GIVEN RECORDS »
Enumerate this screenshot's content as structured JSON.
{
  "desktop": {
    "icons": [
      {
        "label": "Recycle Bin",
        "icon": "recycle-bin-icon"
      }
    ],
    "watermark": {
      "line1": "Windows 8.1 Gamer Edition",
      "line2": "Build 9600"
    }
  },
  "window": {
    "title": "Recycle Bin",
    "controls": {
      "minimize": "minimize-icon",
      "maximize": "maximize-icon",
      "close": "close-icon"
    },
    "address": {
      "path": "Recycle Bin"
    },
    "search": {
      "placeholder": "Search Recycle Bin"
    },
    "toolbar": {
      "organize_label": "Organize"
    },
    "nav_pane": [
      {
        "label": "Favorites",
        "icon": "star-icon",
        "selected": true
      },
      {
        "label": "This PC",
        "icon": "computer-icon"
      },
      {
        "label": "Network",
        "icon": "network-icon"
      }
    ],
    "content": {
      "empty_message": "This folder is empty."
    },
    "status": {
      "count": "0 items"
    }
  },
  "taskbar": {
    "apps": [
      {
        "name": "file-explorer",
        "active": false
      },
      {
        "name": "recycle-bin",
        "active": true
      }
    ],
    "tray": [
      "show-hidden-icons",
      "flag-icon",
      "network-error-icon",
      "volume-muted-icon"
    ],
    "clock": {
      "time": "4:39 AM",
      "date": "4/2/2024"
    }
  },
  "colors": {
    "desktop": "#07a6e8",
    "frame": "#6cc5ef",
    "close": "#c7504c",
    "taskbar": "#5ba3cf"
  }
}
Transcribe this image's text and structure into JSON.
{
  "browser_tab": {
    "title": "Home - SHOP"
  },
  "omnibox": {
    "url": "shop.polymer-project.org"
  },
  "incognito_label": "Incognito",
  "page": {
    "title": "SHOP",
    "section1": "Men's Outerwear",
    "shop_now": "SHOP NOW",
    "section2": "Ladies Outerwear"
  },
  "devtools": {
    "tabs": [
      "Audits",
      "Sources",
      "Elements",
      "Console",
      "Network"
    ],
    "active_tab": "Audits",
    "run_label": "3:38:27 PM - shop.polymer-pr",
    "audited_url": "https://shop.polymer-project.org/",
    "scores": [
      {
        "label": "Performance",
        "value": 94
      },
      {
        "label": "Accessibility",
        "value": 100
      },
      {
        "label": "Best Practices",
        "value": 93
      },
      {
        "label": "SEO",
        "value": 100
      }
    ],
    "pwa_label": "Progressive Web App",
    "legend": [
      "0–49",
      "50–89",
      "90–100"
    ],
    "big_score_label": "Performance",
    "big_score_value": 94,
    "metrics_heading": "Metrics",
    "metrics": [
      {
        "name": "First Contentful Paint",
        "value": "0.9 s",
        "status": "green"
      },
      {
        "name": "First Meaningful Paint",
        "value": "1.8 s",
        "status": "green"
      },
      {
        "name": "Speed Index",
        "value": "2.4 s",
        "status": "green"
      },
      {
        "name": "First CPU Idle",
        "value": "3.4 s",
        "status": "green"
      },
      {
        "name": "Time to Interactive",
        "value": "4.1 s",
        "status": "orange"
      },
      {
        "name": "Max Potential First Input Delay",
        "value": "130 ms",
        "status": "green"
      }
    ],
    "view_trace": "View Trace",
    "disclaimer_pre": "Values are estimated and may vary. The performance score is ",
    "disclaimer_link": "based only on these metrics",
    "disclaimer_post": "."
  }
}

BRIEF » Scan the lines for the string "Paint". Copy out each line that matches.

OUTPUT OF THE EXERCISE »
        "name": "First Contentful Paint",
        "name": "First Meaningful Paint",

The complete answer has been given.